__WHAT THIS TASK INVOLVES__
Report, as a bare number, how many lines contain the string "Give".

## Begin SUPPLIED RECORDS

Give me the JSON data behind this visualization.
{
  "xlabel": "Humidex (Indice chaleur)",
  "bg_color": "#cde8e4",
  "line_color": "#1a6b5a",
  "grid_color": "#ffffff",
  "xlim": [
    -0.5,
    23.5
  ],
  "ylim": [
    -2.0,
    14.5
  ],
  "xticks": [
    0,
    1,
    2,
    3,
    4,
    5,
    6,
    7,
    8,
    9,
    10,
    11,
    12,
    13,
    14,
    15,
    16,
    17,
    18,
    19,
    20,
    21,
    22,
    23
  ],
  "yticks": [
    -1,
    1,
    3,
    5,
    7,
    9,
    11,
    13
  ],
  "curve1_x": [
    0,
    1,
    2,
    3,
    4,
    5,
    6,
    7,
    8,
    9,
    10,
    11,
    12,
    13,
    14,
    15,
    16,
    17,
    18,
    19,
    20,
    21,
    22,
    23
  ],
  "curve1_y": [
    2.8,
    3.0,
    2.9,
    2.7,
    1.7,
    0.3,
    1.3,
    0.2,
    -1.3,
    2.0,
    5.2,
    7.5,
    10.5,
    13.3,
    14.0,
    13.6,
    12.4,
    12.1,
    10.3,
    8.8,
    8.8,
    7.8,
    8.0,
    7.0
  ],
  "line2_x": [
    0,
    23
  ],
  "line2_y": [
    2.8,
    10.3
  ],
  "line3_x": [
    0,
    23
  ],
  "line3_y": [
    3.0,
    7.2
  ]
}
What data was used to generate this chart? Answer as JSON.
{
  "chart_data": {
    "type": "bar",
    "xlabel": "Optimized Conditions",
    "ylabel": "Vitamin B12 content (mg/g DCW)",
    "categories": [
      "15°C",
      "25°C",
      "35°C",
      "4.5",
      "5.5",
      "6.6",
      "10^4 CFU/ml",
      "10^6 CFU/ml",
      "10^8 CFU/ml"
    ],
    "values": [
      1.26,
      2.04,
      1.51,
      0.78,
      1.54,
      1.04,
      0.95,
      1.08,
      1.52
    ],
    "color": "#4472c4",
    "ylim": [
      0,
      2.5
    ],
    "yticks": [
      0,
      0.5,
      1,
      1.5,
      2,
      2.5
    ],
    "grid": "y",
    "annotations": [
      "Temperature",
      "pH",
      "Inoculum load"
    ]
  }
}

## End SUPPLIED RECORDS
## Begin SUPPLIED RECORDS

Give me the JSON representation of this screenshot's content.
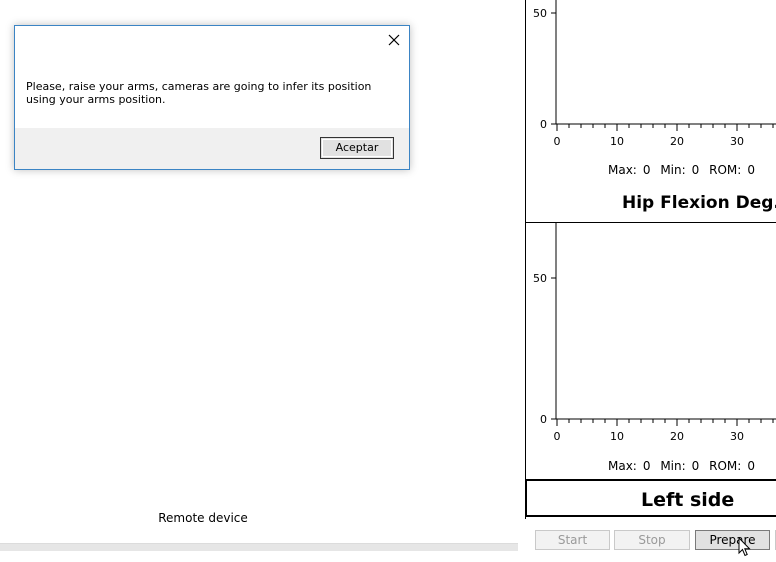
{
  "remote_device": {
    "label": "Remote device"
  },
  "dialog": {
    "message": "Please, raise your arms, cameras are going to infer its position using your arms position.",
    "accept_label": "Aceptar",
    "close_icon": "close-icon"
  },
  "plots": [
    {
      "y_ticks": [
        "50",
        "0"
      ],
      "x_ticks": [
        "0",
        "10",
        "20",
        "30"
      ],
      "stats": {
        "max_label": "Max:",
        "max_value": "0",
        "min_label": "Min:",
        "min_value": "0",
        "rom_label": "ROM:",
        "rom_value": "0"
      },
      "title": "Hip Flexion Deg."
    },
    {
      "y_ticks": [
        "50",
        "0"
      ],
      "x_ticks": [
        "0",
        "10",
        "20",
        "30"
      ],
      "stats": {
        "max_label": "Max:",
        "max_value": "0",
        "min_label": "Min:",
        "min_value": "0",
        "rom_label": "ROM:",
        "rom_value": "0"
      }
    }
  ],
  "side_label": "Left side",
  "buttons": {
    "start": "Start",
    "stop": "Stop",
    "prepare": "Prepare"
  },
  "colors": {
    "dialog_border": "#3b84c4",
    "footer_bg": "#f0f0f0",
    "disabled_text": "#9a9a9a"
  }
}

## End SUPPLIED RECORDS

__COMPLETE RESPONSE__
2